**Instruction**:
Write out each of the items below exactly as it appears, keeping every line unchanged.
**** Materials provided
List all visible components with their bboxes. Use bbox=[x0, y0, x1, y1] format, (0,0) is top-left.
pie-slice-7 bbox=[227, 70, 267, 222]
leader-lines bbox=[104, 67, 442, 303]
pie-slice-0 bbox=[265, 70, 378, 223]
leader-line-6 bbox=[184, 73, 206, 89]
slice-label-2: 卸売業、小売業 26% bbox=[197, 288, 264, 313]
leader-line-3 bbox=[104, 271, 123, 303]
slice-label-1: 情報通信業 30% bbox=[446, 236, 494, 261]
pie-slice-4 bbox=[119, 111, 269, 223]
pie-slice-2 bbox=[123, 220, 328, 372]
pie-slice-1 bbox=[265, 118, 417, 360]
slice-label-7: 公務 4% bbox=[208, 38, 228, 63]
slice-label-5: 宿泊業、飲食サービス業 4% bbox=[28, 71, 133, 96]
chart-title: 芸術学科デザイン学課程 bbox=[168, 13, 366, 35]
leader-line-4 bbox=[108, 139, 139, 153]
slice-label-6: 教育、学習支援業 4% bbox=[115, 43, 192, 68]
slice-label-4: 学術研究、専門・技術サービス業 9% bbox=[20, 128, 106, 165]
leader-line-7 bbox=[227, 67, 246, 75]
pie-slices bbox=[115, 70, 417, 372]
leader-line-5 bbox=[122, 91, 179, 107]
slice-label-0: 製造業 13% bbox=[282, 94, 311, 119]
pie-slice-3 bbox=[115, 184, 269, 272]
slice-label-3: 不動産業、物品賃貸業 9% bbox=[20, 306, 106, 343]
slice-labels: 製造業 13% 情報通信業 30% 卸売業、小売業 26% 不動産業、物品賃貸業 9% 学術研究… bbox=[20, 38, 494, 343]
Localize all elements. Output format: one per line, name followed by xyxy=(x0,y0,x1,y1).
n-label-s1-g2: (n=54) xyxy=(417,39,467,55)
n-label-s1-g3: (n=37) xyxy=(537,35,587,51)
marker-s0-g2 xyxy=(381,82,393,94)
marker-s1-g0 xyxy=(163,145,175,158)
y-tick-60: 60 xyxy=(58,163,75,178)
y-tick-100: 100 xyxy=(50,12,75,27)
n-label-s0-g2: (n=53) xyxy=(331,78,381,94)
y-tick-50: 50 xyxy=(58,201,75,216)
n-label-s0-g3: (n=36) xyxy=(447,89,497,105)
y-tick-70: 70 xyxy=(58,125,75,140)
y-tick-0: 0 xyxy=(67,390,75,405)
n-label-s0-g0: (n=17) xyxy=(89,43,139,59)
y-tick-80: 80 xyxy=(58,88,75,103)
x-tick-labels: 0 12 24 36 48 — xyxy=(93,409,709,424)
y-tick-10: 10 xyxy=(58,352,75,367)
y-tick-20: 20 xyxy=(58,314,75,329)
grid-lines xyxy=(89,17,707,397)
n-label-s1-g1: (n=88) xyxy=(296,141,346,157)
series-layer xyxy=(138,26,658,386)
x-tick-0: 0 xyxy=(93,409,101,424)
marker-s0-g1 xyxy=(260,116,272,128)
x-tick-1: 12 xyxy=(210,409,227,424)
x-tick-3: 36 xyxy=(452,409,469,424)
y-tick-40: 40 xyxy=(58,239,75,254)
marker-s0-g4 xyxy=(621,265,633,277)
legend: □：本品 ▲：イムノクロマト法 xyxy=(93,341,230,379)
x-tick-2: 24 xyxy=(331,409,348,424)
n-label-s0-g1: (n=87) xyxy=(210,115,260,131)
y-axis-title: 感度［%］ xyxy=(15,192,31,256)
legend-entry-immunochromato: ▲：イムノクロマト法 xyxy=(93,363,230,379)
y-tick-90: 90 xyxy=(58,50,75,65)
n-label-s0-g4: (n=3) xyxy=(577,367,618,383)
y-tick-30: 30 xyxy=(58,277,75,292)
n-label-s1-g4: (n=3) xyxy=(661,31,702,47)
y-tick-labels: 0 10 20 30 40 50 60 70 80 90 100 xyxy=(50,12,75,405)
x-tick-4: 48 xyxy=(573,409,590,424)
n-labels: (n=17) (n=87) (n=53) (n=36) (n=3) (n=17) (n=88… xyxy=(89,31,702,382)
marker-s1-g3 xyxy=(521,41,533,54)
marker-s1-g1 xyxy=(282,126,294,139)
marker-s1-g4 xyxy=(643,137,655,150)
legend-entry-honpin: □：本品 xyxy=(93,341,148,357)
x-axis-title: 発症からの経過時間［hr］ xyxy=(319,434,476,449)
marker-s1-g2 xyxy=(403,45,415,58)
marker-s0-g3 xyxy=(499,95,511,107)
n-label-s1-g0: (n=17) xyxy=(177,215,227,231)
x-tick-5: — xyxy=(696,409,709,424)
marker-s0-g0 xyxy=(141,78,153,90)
********
**Written response**:
List all visible components with their bboxes. Use bbox=[x0, y0, x1, y1] format, (0,0) is top-left.
pie-slice-7 bbox=[227, 70, 267, 222]
leader-lines bbox=[104, 67, 442, 303]
pie-slice-0 bbox=[265, 70, 378, 223]
leader-line-6 bbox=[184, 73, 206, 89]
slice-label-2: 卸売業、小売業 26% bbox=[197, 288, 264, 313]
leader-line-3 bbox=[104, 271, 123, 303]
slice-label-1: 情報通信業 30% bbox=[446, 236, 494, 261]
pie-slice-4 bbox=[119, 111, 269, 223]
pie-slice-2 bbox=[123, 220, 328, 372]
pie-slice-1 bbox=[265, 118, 417, 360]
slice-label-7: 公務 4% bbox=[208, 38, 228, 63]
slice-label-5: 宿泊業、飲食サービス業 4% bbox=[28, 71, 133, 96]
chart-title: 芸術学科デザイン学課程 bbox=[168, 13, 366, 35]
leader-line-4 bbox=[108, 139, 139, 153]
slice-label-6: 教育、学習支援業 4% bbox=[115, 43, 192, 68]
slice-label-4: 学術研究、専門・技術サービス業 9% bbox=[20, 128, 106, 165]
leader-line-7 bbox=[227, 67, 246, 75]
pie-slices bbox=[115, 70, 417, 372]
leader-line-5 bbox=[122, 91, 179, 107]
slice-label-0: 製造業 13% bbox=[282, 94, 311, 119]
pie-slice-3 bbox=[115, 184, 269, 272]
slice-label-3: 不動産業、物品賃貸業 9% bbox=[20, 306, 106, 343]
slice-labels: 製造業 13% 情報通信業 30% 卸売業、小売業 26% 不動産業、物品賃貸業 9% 学術研究… bbox=[20, 38, 494, 343]
Localize all elements. Output format: one per line, name followed by xyxy=(x0,y0,x1,y1).
n-label-s1-g2: (n=54) xyxy=(417,39,467,55)
n-label-s1-g3: (n=37) xyxy=(537,35,587,51)
marker-s0-g2 xyxy=(381,82,393,94)
marker-s1-g0 xyxy=(163,145,175,158)
y-tick-60: 60 xyxy=(58,163,75,178)
y-tick-100: 100 xyxy=(50,12,75,27)
n-label-s0-g2: (n=53) xyxy=(331,78,381,94)
y-tick-50: 50 xyxy=(58,201,75,216)
n-label-s0-g3: (n=36) xyxy=(447,89,497,105)
y-tick-70: 70 xyxy=(58,125,75,140)
y-tick-0: 0 xyxy=(67,390,75,405)
n-label-s0-g0: (n=17) xyxy=(89,43,139,59)
y-tick-80: 80 xyxy=(58,88,75,103)
x-tick-labels: 0 12 24 36 48 — xyxy=(93,409,709,424)
y-tick-10: 10 xyxy=(58,352,75,367)
y-tick-20: 20 xyxy=(58,314,75,329)
grid-lines xyxy=(89,17,707,397)
n-label-s1-g1: (n=88) xyxy=(296,141,346,157)
series-layer xyxy=(138,26,658,386)
x-tick-0: 0 xyxy=(93,409,101,424)
marker-s0-g1 xyxy=(260,116,272,128)
x-tick-1: 12 xyxy=(210,409,227,424)
x-tick-3: 36 xyxy=(452,409,469,424)
y-tick-40: 40 xyxy=(58,239,75,254)
marker-s0-g4 xyxy=(621,265,633,277)
legend: □：本品 ▲：イムノクロマト法 xyxy=(93,341,230,379)
x-tick-2: 24 xyxy=(331,409,348,424)
n-label-s0-g1: (n=87) xyxy=(210,115,260,131)
y-axis-title: 感度［%］ xyxy=(15,192,31,256)
legend-entry-immunochromato: ▲：イムノクロマト法 xyxy=(93,363,230,379)
y-tick-90: 90 xyxy=(58,50,75,65)
n-label-s0-g4: (n=3) xyxy=(577,367,618,383)
y-tick-30: 30 xyxy=(58,277,75,292)
n-label-s1-g4: (n=3) xyxy=(661,31,702,47)
y-tick-labels: 0 10 20 30 40 50 60 70 80 90 100 xyxy=(50,12,75,405)
x-tick-4: 48 xyxy=(573,409,590,424)
n-labels: (n=17) (n=87) (n=53) (n=36) (n=3) (n=17) (n=88… xyxy=(89,31,702,382)
marker-s1-g3 xyxy=(521,41,533,54)
marker-s1-g1 xyxy=(282,126,294,139)
marker-s1-g4 xyxy=(643,137,655,150)
legend-entry-honpin: □：本品 xyxy=(93,341,148,357)
x-axis-title: 発症からの経過時間［hr］ xyxy=(319,434,476,449)
marker-s1-g2 xyxy=(403,45,415,58)
marker-s0-g3 xyxy=(499,95,511,107)
n-label-s1-g0: (n=17) xyxy=(177,215,227,231)
x-tick-5: — xyxy=(696,409,709,424)
marker-s0-g0 xyxy=(141,78,153,90)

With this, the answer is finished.